-- Text extract start --

Stephen LaRose, Sage Writer, File Hills

Volume

5

Issue

6

Year

2001

Page 9

Toward the end of Evelyn Poitras' video, one of the Elders begins to break down and cry. He says he is one of the last of his people that knows the old songs, the old stories of a way of life that existed in the days before the Indian agent, before Indian people lost their land, their rights. He fears that when he dies, those stories and songs and memories will die with him.

Poitras, who produced, wrote and directed the video, has spent the last two years of her life on the work. The hour-long documentary called the File Hills Indian Colony tells the story of how hundreds of First Nations people lived through a Canadian government-administered social experiment on the Peepeekisis reserve at the turn of the century. She has included the information gathered on an interactive compact disc now available for students at the band's school.

From the turn of the century to the early 1930s, residential school graduates from Lebret, File Hills, and other such institutions, came to work on a giant farm on the Peepeekisis reserve, a pet project of the Department of Indian Affairs. This model project's supporters, including the Indian agent of the time, William Morris Graham, saw the colony as a way to complete the job the residential school system had started, the assimilation of First Nations people into settler society.

-- Text extract end --

Instruction 1 — In the File Hills colony article, switch "giant farm" to "large farm" and write out the passage starting at "From the turn" and ending at "into settler society.".
Instruction 2 — In the File Hills colony article, which Indian agent of the time is named as a supporter of the colony?

-- Given data start --

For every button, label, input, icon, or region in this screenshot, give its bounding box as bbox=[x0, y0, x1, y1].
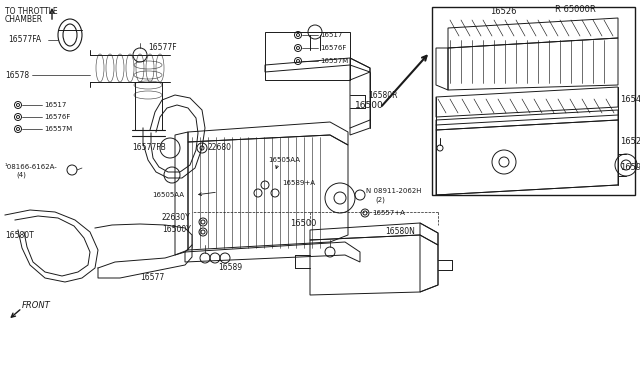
Text: 16577F: 16577F bbox=[148, 42, 177, 51]
Text: 16517: 16517 bbox=[44, 102, 67, 108]
Text: (2): (2) bbox=[375, 197, 385, 203]
Text: TO THROTTLE: TO THROTTLE bbox=[5, 7, 58, 16]
Text: 16577FB: 16577FB bbox=[132, 144, 166, 153]
Text: 16505AA: 16505AA bbox=[152, 192, 184, 198]
Text: 16517: 16517 bbox=[320, 32, 342, 38]
Text: 16505AA: 16505AA bbox=[268, 157, 300, 163]
Text: 16557M: 16557M bbox=[44, 126, 72, 132]
Text: 16580N: 16580N bbox=[385, 228, 415, 237]
Text: 16577: 16577 bbox=[140, 273, 164, 282]
Text: 16578: 16578 bbox=[5, 71, 29, 80]
Text: R 65000R: R 65000R bbox=[555, 6, 596, 15]
Text: 16526: 16526 bbox=[490, 7, 516, 16]
Text: 16500: 16500 bbox=[290, 218, 316, 228]
Bar bbox=[432, 7, 635, 195]
Text: 22630Y: 22630Y bbox=[162, 214, 191, 222]
Bar bbox=[265, 32, 350, 80]
Text: 16546: 16546 bbox=[620, 96, 640, 105]
Text: 16580T: 16580T bbox=[5, 231, 34, 240]
Text: 16500Y: 16500Y bbox=[162, 224, 191, 234]
Text: 16577FA: 16577FA bbox=[8, 35, 41, 45]
Text: (4): (4) bbox=[16, 172, 26, 178]
Text: 16589+A: 16589+A bbox=[282, 180, 315, 186]
Text: 22680: 22680 bbox=[208, 144, 232, 153]
Text: 16580R: 16580R bbox=[368, 90, 397, 99]
Text: FRONT: FRONT bbox=[22, 301, 51, 310]
Text: N 08911-2062H: N 08911-2062H bbox=[366, 188, 422, 194]
Text: 16576F: 16576F bbox=[320, 45, 346, 51]
Text: CHAMBER: CHAMBER bbox=[5, 16, 43, 25]
Text: ¹08166-6162A-: ¹08166-6162A- bbox=[5, 164, 58, 170]
Text: 16557+A: 16557+A bbox=[372, 210, 405, 216]
Text: 16528: 16528 bbox=[620, 138, 640, 147]
Text: 16576F: 16576F bbox=[44, 114, 70, 120]
Text: 16598: 16598 bbox=[620, 164, 640, 173]
Text: 16557M: 16557M bbox=[320, 58, 348, 64]
Text: 16589: 16589 bbox=[218, 263, 242, 272]
Text: 16500: 16500 bbox=[355, 100, 384, 109]
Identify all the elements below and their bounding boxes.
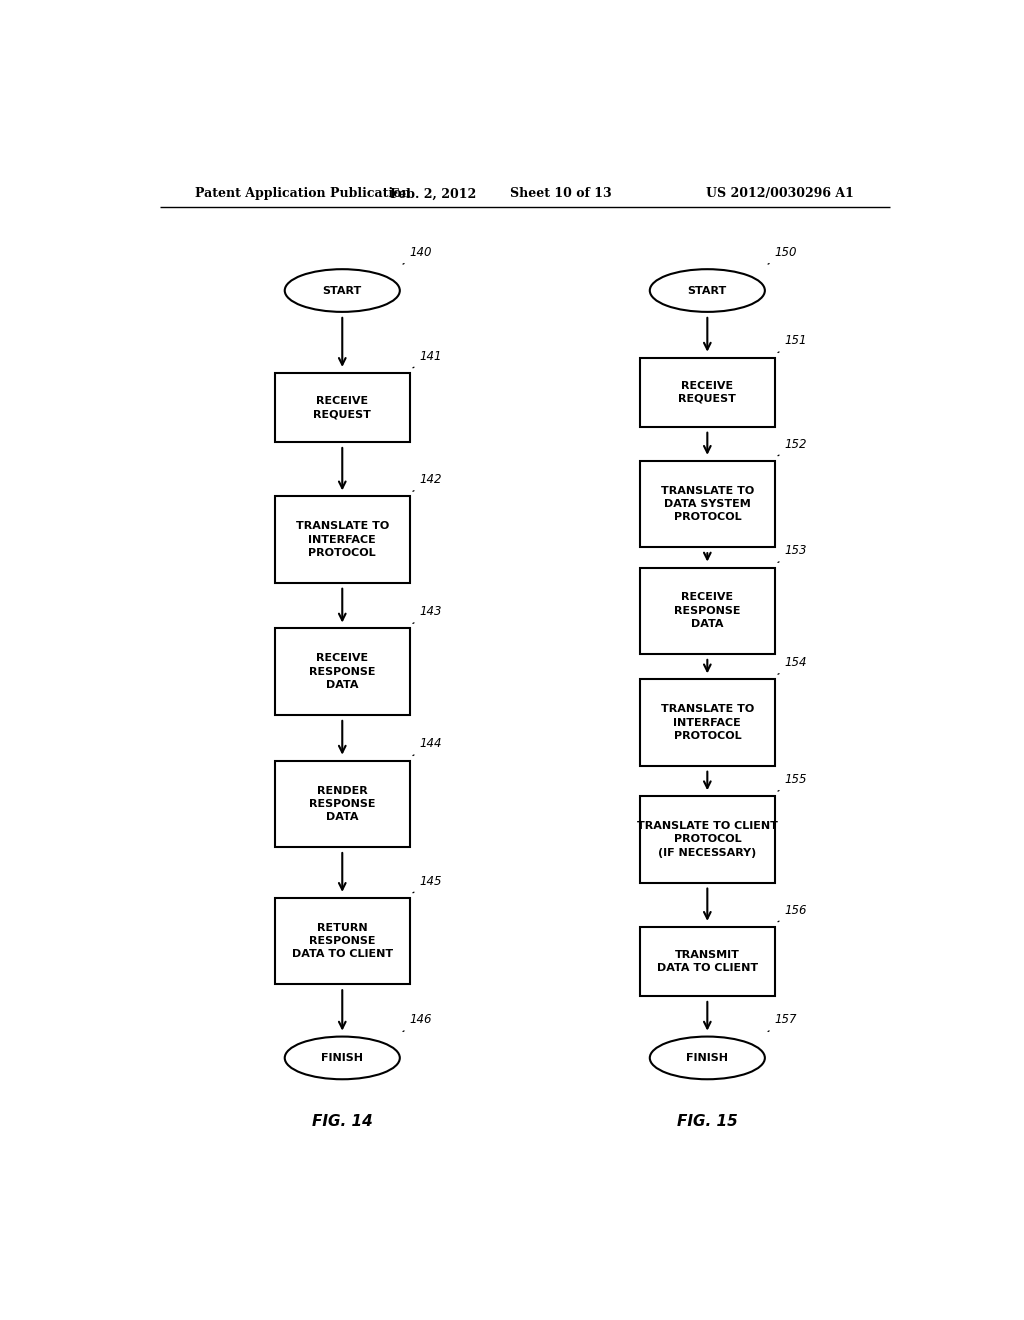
Text: RECEIVE
REQUEST: RECEIVE REQUEST: [678, 380, 736, 404]
Text: RECEIVE
RESPONSE
DATA: RECEIVE RESPONSE DATA: [309, 653, 376, 690]
Text: START: START: [323, 285, 361, 296]
Bar: [274, 372, 410, 442]
Text: FINISH: FINISH: [322, 1053, 364, 1063]
Text: 143: 143: [419, 606, 441, 618]
Text: TRANSMIT
DATA TO CLIENT: TRANSMIT DATA TO CLIENT: [656, 950, 758, 973]
Text: Feb. 2, 2012: Feb. 2, 2012: [390, 187, 476, 201]
Bar: [640, 568, 775, 653]
Text: US 2012/0030296 A1: US 2012/0030296 A1: [707, 187, 854, 201]
Text: TRANSLATE TO
DATA SYSTEM
PROTOCOL: TRANSLATE TO DATA SYSTEM PROTOCOL: [660, 486, 754, 523]
Text: RENDER
RESPONSE
DATA: RENDER RESPONSE DATA: [309, 785, 376, 822]
Text: 157: 157: [774, 1014, 797, 1027]
Text: 142: 142: [419, 473, 441, 486]
Text: RECEIVE
RESPONSE
DATA: RECEIVE RESPONSE DATA: [674, 593, 740, 628]
Bar: [274, 628, 410, 715]
Text: 153: 153: [784, 544, 807, 557]
Text: 155: 155: [784, 774, 807, 785]
Text: 150: 150: [774, 246, 797, 259]
Text: 140: 140: [410, 246, 432, 259]
Text: Patent Application Publication: Patent Application Publication: [196, 187, 411, 201]
Text: RECEIVE
REQUEST: RECEIVE REQUEST: [313, 396, 372, 418]
Text: TRANSLATE TO
INTERFACE
PROTOCOL: TRANSLATE TO INTERFACE PROTOCOL: [660, 705, 754, 741]
Text: Sheet 10 of 13: Sheet 10 of 13: [510, 187, 611, 201]
Bar: [640, 796, 775, 883]
Text: 146: 146: [410, 1014, 432, 1027]
Text: TRANSLATE TO CLIENT
PROTOCOL
(IF NECESSARY): TRANSLATE TO CLIENT PROTOCOL (IF NECESSA…: [637, 821, 778, 858]
Bar: [274, 898, 410, 985]
Text: START: START: [688, 285, 727, 296]
Ellipse shape: [285, 269, 399, 312]
Bar: [640, 927, 775, 995]
Text: TRANSLATE TO
INTERFACE
PROTOCOL: TRANSLATE TO INTERFACE PROTOCOL: [296, 521, 389, 558]
Text: 151: 151: [784, 334, 807, 347]
Bar: [640, 358, 775, 426]
Text: 154: 154: [784, 656, 807, 669]
Ellipse shape: [650, 269, 765, 312]
Text: 145: 145: [419, 875, 441, 887]
Bar: [274, 496, 410, 582]
Ellipse shape: [650, 1036, 765, 1080]
Text: 152: 152: [784, 438, 807, 450]
Text: 156: 156: [784, 904, 807, 916]
Text: RETURN
RESPONSE
DATA TO CLIENT: RETURN RESPONSE DATA TO CLIENT: [292, 923, 393, 960]
Bar: [640, 461, 775, 548]
Text: FINISH: FINISH: [686, 1053, 728, 1063]
Text: 141: 141: [419, 350, 441, 363]
Text: FIG. 14: FIG. 14: [312, 1114, 373, 1130]
Bar: [274, 760, 410, 847]
Text: FIG. 15: FIG. 15: [677, 1114, 737, 1130]
Bar: [640, 680, 775, 766]
Text: 144: 144: [419, 738, 441, 751]
Ellipse shape: [285, 1036, 399, 1080]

-- Given data end --

Worked answer 1 —
From the turn of the century to the early 1930s, residential school graduates from Lebret, File Hills, and other such institutions, came to work on a large farm on the Peepeekisis reserve, a pet project of the Department of Indian Affairs. This model project's supporters, including the Indian agent of the time, William Morris Graham, saw the colony as a way to complete the job the residential school system had started, the assimilation of First Nations people into settler society.

Worked answer 2 — William Morris Graham